* **Written problem**
Leave out the pictures and restate the rest of the data exactly.

* **Data provided**
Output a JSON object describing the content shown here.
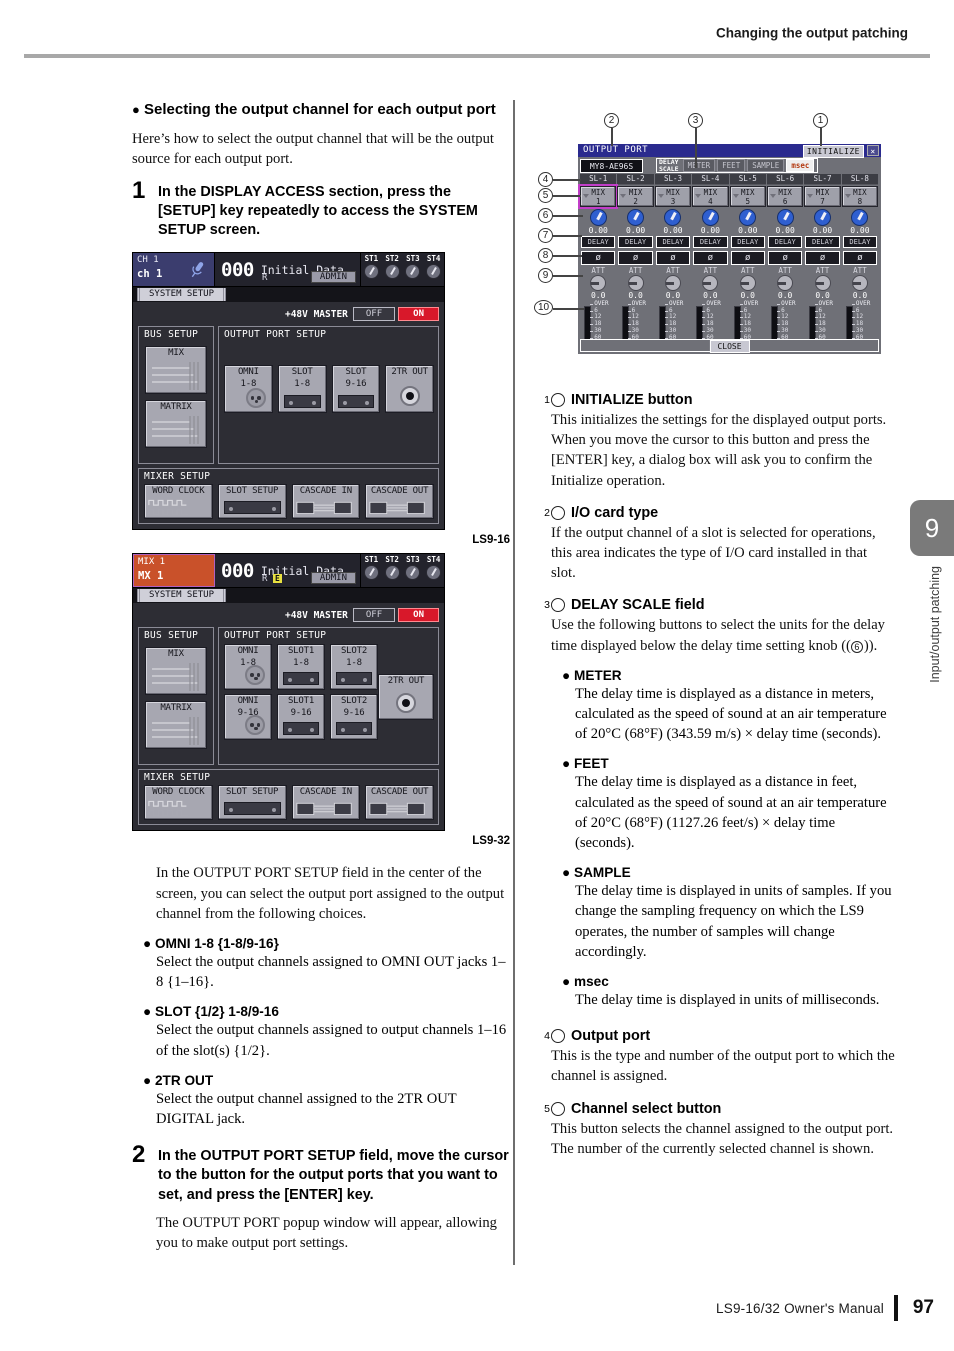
{
  "page": {
    "header_title": "Changing the output patching",
    "footer_manual": "LS9-16/32  Owner's Manual",
    "footer_page": "97",
    "side_tab_number": "9",
    "side_tab_label": "Input/output patching"
  },
  "left_column": {
    "section_heading": "Selecting the output channel for each output port",
    "intro": "Here’s how to select the output channel that will be the output source for each output port.",
    "step1": {
      "num": "1",
      "text": "In the DISPLAY ACCESS section, press the [SETUP] key repeatedly to access the SYSTEM SETUP screen."
    },
    "caption_ls9_16": "LS9-16",
    "caption_ls9_32": "LS9-32",
    "after_figures": "In the OUTPUT PORT SETUP field in the center of the screen, you can select the output port assigned to the output channel from the following choices.",
    "bullets": [
      {
        "head": "OMNI 1-8 {1-8/9-16}",
        "body": "Select the output channels assigned to OMNI OUT jacks 1–8 {1–16}."
      },
      {
        "head": "SLOT {1/2} 1-8/9-16",
        "body": "Select the output channels assigned to output channels 1–16 of the slot(s) {1/2}."
      },
      {
        "head": "2TR OUT",
        "body": "Select the output channel assigned to the 2TR OUT DIGITAL jack."
      }
    ],
    "step2": {
      "num": "2",
      "text": "In the OUTPUT PORT SETUP field, move the cursor to the button for the output ports that you want to set, and press the [ENTER] key."
    },
    "step2_body": "The OUTPUT PORT popup window will appear, allowing you to make output port settings."
  },
  "lcd_ls9_16": {
    "channel_label_top": "CH 1",
    "channel_label_bottom": "ch 1",
    "scene_number": "000",
    "scene_name": "Initial Data",
    "scene_r": "R",
    "user_level": "ADMIN",
    "st_labels": [
      "ST1",
      "ST2",
      "ST3",
      "ST4"
    ],
    "tab": "SYSTEM SETUP",
    "phantom_label": "+48V MASTER",
    "phantom_off": "OFF",
    "phantom_on": "ON",
    "bus_setup_title": "BUS SETUP",
    "bus_buttons": [
      "MIX",
      "MATRIX"
    ],
    "output_port_setup_title": "OUTPUT PORT SETUP",
    "output_buttons": [
      {
        "l1": "OMNI",
        "l2": "1-8",
        "icon": "xlr-icon"
      },
      {
        "l1": "SLOT",
        "l2": "1-8",
        "icon": "slot-icon"
      },
      {
        "l1": "SLOT",
        "l2": "9-16",
        "icon": "slot-icon"
      },
      {
        "l1": "2TR OUT",
        "l2": "",
        "icon": "coax-icon"
      }
    ],
    "mixer_setup_title": "MIXER SETUP",
    "mixer_buttons": [
      "WORD CLOCK",
      "SLOT SETUP",
      "CASCADE IN",
      "CASCADE OUT"
    ]
  },
  "lcd_ls9_32": {
    "channel_label_top": "MIX 1",
    "channel_label_bottom": "MX 1",
    "scene_number": "000",
    "scene_name": "Initial Data",
    "scene_r": "R",
    "scene_edit": "E",
    "user_level": "ADMIN",
    "st_labels": [
      "ST1",
      "ST2",
      "ST3",
      "ST4"
    ],
    "tab": "SYSTEM SETUP",
    "phantom_label": "+48V MASTER",
    "phantom_off": "OFF",
    "phantom_on": "ON",
    "bus_setup_title": "BUS SETUP",
    "bus_buttons": [
      "MIX",
      "MATRIX"
    ],
    "output_port_setup_title": "OUTPUT PORT SETUP",
    "output_row1": [
      {
        "l1": "OMNI",
        "l2": "1-8",
        "icon": "xlr-icon"
      },
      {
        "l1": "SLOT1",
        "l2": "1-8",
        "icon": "slot-icon"
      },
      {
        "l1": "SLOT2",
        "l2": "1-8",
        "icon": "slot-icon"
      }
    ],
    "output_row2": [
      {
        "l1": "OMNI",
        "l2": "9-16",
        "icon": "xlr-icon"
      },
      {
        "l1": "SLOT1",
        "l2": "9-16",
        "icon": "slot-icon"
      },
      {
        "l1": "SLOT2",
        "l2": "9-16",
        "icon": "slot-icon"
      }
    ],
    "two_tr": "2TR OUT",
    "mixer_setup_title": "MIXER SETUP",
    "mixer_buttons": [
      "WORD CLOCK",
      "SLOT SETUP",
      "CASCADE IN",
      "CASCADE OUT"
    ]
  },
  "popup": {
    "title": "OUTPUT PORT",
    "initialize_button": "INITIALIZE",
    "close_x": "×",
    "card_type": "MY8-AE96S",
    "delay_scale_label_1": "DELAY",
    "delay_scale_label_2": "SCALE",
    "delay_scale_options": [
      "METER",
      "FEET",
      "SAMPLE",
      "msec"
    ],
    "delay_scale_selected": "msec",
    "close_button": "CLOSE",
    "att_label": "ATT",
    "delay_button_label": "DELAY",
    "phase_symbol": "ø",
    "meter_scale": [
      "OVER",
      "6",
      "12",
      "18",
      "30",
      "60"
    ],
    "channels": [
      {
        "port": "SL-1",
        "ch_l1": "MIX",
        "ch_l2": "1",
        "delay": "0.00",
        "att": "0.0",
        "cursor": true
      },
      {
        "port": "SL-2",
        "ch_l1": "MIX",
        "ch_l2": "2",
        "delay": "0.00",
        "att": "0.0",
        "cursor": false
      },
      {
        "port": "SL-3",
        "ch_l1": "MIX",
        "ch_l2": "3",
        "delay": "0.00",
        "att": "0.0",
        "cursor": false
      },
      {
        "port": "SL-4",
        "ch_l1": "MIX",
        "ch_l2": "4",
        "delay": "0.00",
        "att": "0.0",
        "cursor": false
      },
      {
        "port": "SL-5",
        "ch_l1": "MIX",
        "ch_l2": "5",
        "delay": "0.00",
        "att": "0.0",
        "cursor": false
      },
      {
        "port": "SL-6",
        "ch_l1": "MIX",
        "ch_l2": "6",
        "delay": "0.00",
        "att": "0.0",
        "cursor": false
      },
      {
        "port": "SL-7",
        "ch_l1": "MIX",
        "ch_l2": "7",
        "delay": "0.00",
        "att": "0.0",
        "cursor": false
      },
      {
        "port": "SL-8",
        "ch_l1": "MIX",
        "ch_l2": "8",
        "delay": "0.00",
        "att": "0.0",
        "cursor": false
      }
    ],
    "callouts": [
      "1",
      "2",
      "3",
      "4",
      "5",
      "6",
      "7",
      "8",
      "9",
      "10"
    ]
  },
  "right_column": {
    "items": [
      {
        "num": "1",
        "head": "INITIALIZE button",
        "body": "This initializes the settings for the displayed output ports. When you move the cursor to this button and press the [ENTER] key, a dialog box will ask you to confirm the Initialize operation."
      },
      {
        "num": "2",
        "head": "I/O card type",
        "body": "If the output channel of a slot is selected for operations, this area indicates the type of I/O card installed in that slot."
      },
      {
        "num": "3",
        "head": "DELAY SCALE field",
        "body_pre": "Use the following buttons to select the units for the delay time displayed below the delay time setting knob ((",
        "body_post": ")).",
        "ref": "6"
      },
      {
        "num": "4",
        "head": "Output port",
        "body": "This is the type and number of the output port to which the channel is assigned."
      },
      {
        "num": "5",
        "head": "Channel select button",
        "body": "This button selects the channel assigned to the output port. The number of the currently selected channel is shown."
      }
    ],
    "sub_bullets": [
      {
        "head": "METER",
        "body": "The delay time is displayed as a distance in meters, calculated as the speed of sound at an air temperature of 20°C (68°F) (343.59 m/s) × delay time (seconds)."
      },
      {
        "head": "FEET",
        "body": "The delay time is displayed as a distance in feet, calculated as the speed of sound at an air temperature of 20°C (68°F) (1127.26 feet/s) × delay time (seconds)."
      },
      {
        "head": "SAMPLE",
        "body": "The delay time is displayed in units of samples. If you change the sampling frequency on which the LS9 operates, the number of samples will change accordingly."
      },
      {
        "head": "msec",
        "body": "The delay time is displayed in units of milliseconds."
      }
    ]
  }
}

* **Expected answer**
Output a JSON object describing the content shown here.
{
  "page": {
    "header_title": "Changing the output patching",
    "footer_manual": "LS9-16/32  Owner's Manual",
    "footer_page": "97",
    "side_tab_number": "9",
    "side_tab_label": "Input/output patching"
  },
  "left_column": {
    "section_heading": "Selecting the output channel for each output port",
    "intro": "Here’s how to select the output channel that will be the output source for each output port.",
    "step1": {
      "num": "1",
      "text": "In the DISPLAY ACCESS section, press the [SETUP] key repeatedly to access the SYSTEM SETUP screen."
    },
    "caption_ls9_16": "LS9-16",
    "caption_ls9_32": "LS9-32",
    "after_figures": "In the OUTPUT PORT SETUP field in the center of the screen, you can select the output port assigned to the output channel from the following choices.",
    "bullets": [
      {
        "head": "OMNI 1-8 {1-8/9-16}",
        "body": "Select the output channels assigned to OMNI OUT jacks 1–8 {1–16}."
      },
      {
        "head": "SLOT {1/2} 1-8/9-16",
        "body": "Select the output channels assigned to output channels 1–16 of the slot(s) {1/2}."
      },
      {
        "head": "2TR OUT",
        "body": "Select the output channel assigned to the 2TR OUT DIGITAL jack."
      }
    ],
    "step2": {
      "num": "2",
      "text": "In the OUTPUT PORT SETUP field, move the cursor to the button for the output ports that you want to set, and press the [ENTER] key."
    },
    "step2_body": "The OUTPUT PORT popup window will appear, allowing you to make output port settings."
  },
  "lcd_ls9_16": {
    "channel_label_top": "CH 1",
    "channel_label_bottom": "ch 1",
    "scene_number": "000",
    "scene_name": "Initial Data",
    "scene_r": "R",
    "user_level": "ADMIN",
    "st_labels": [
      "ST1",
      "ST2",
      "ST3",
      "ST4"
    ],
    "tab": "SYSTEM SETUP",
    "phantom_label": "+48V MASTER",
    "phantom_off": "OFF",
    "phantom_on": "ON",
    "bus_setup_title": "BUS SETUP",
    "bus_buttons": [
      "MIX",
      "MATRIX"
    ],
    "output_port_setup_title": "OUTPUT PORT SETUP",
    "output_buttons": [
      {
        "l1": "OMNI",
        "l2": "1-8",
        "icon": "xlr-icon"
      },
      {
        "l1": "SLOT",
        "l2": "1-8",
        "icon": "slot-icon"
      },
      {
        "l1": "SLOT",
        "l2": "9-16",
        "icon": "slot-icon"
      },
      {
        "l1": "2TR OUT",
        "l2": "",
        "icon": "coax-icon"
      }
    ],
    "mixer_setup_title": "MIXER SETUP",
    "mixer_buttons": [
      "WORD CLOCK",
      "SLOT SETUP",
      "CASCADE IN",
      "CASCADE OUT"
    ]
  },
  "lcd_ls9_32": {
    "channel_label_top": "MIX 1",
    "channel_label_bottom": "MX 1",
    "scene_number": "000",
    "scene_name": "Initial Data",
    "scene_r": "R",
    "scene_edit": "E",
    "user_level": "ADMIN",
    "st_labels": [
      "ST1",
      "ST2",
      "ST3",
      "ST4"
    ],
    "tab": "SYSTEM SETUP",
    "phantom_label": "+48V MASTER",
    "phantom_off": "OFF",
    "phantom_on": "ON",
    "bus_setup_title": "BUS SETUP",
    "bus_buttons": [
      "MIX",
      "MATRIX"
    ],
    "output_port_setup_title": "OUTPUT PORT SETUP",
    "output_row1": [
      {
        "l1": "OMNI",
        "l2": "1-8",
        "icon": "xlr-icon"
      },
      {
        "l1": "SLOT1",
        "l2": "1-8",
        "icon": "slot-icon"
      },
      {
        "l1": "SLOT2",
        "l2": "1-8",
        "icon": "slot-icon"
      }
    ],
    "output_row2": [
      {
        "l1": "OMNI",
        "l2": "9-16",
        "icon": "xlr-icon"
      },
      {
        "l1": "SLOT1",
        "l2": "9-16",
        "icon": "slot-icon"
      },
      {
        "l1": "SLOT2",
        "l2": "9-16",
        "icon": "slot-icon"
      }
    ],
    "two_tr": "2TR OUT",
    "mixer_setup_title": "MIXER SETUP",
    "mixer_buttons": [
      "WORD CLOCK",
      "SLOT SETUP",
      "CASCADE IN",
      "CASCADE OUT"
    ]
  },
  "popup": {
    "title": "OUTPUT PORT",
    "initialize_button": "INITIALIZE",
    "close_x": "×",
    "card_type": "MY8-AE96S",
    "delay_scale_label_1": "DELAY",
    "delay_scale_label_2": "SCALE",
    "delay_scale_options": [
      "METER",
      "FEET",
      "SAMPLE",
      "msec"
    ],
    "delay_scale_selected": "msec",
    "close_button": "CLOSE",
    "att_label": "ATT",
    "delay_button_label": "DELAY",
    "phase_symbol": "ø",
    "meter_scale": [
      "OVER",
      "6",
      "12",
      "18",
      "30",
      "60"
    ],
    "channels": [
      {
        "port": "SL-1",
        "ch_l1": "MIX",
        "ch_l2": "1",
        "delay": "0.00",
        "att": "0.0",
        "cursor": true
      },
      {
        "port": "SL-2",
        "ch_l1": "MIX",
        "ch_l2": "2",
        "delay": "0.00",
        "att": "0.0",
        "cursor": false
      },
      {
        "port": "SL-3",
        "ch_l1": "MIX",
        "ch_l2": "3",
        "delay": "0.00",
        "att": "0.0",
        "cursor": false
      },
      {
        "port": "SL-4",
        "ch_l1": "MIX",
        "ch_l2": "4",
        "delay": "0.00",
        "att": "0.0",
        "cursor": false
      },
      {
        "port": "SL-5",
        "ch_l1": "MIX",
        "ch_l2": "5",
        "delay": "0.00",
        "att": "0.0",
        "cursor": false
      },
      {
        "port": "SL-6",
        "ch_l1": "MIX",
        "ch_l2": "6",
        "delay": "0.00",
        "att": "0.0",
        "cursor": false
      },
      {
        "port": "SL-7",
        "ch_l1": "MIX",
        "ch_l2": "7",
        "delay": "0.00",
        "att": "0.0",
        "cursor": false
      },
      {
        "port": "SL-8",
        "ch_l1": "MIX",
        "ch_l2": "8",
        "delay": "0.00",
        "att": "0.0",
        "cursor": false
      }
    ],
    "callouts": [
      "1",
      "2",
      "3",
      "4",
      "5",
      "6",
      "7",
      "8",
      "9",
      "10"
    ]
  },
  "right_column": {
    "items": [
      {
        "num": "1",
        "head": "INITIALIZE button",
        "body": "This initializes the settings for the displayed output ports. When you move the cursor to this button and press the [ENTER] key, a dialog box will ask you to confirm the Initialize operation."
      },
      {
        "num": "2",
        "head": "I/O card type",
        "body": "If the output channel of a slot is selected for operations, this area indicates the type of I/O card installed in that slot."
      },
      {
        "num": "3",
        "head": "DELAY SCALE field",
        "body_pre": "Use the following buttons to select the units for the delay time displayed below the delay time setting knob ((",
        "body_post": ")).",
        "ref": "6"
      },
      {
        "num": "4",
        "head": "Output port",
        "body": "This is the type and number of the output port to which the channel is assigned."
      },
      {
        "num": "5",
        "head": "Channel select button",
        "body": "This button selects the channel assigned to the output port. The number of the currently selected channel is shown."
      }
    ],
    "sub_bullets": [
      {
        "head": "METER",
        "body": "The delay time is displayed as a distance in meters, calculated as the speed of sound at an air temperature of 20°C (68°F) (343.59 m/s) × delay time (seconds)."
      },
      {
        "head": "FEET",
        "body": "The delay time is displayed as a distance in feet, calculated as the speed of sound at an air temperature of 20°C (68°F) (1127.26 feet/s) × delay time (seconds)."
      },
      {
        "head": "SAMPLE",
        "body": "The delay time is displayed in units of samples. If you change the sampling frequency on which the LS9 operates, the number of samples will change accordingly."
      },
      {
        "head": "msec",
        "body": "The delay time is displayed in units of milliseconds."
      }
    ]
  }
}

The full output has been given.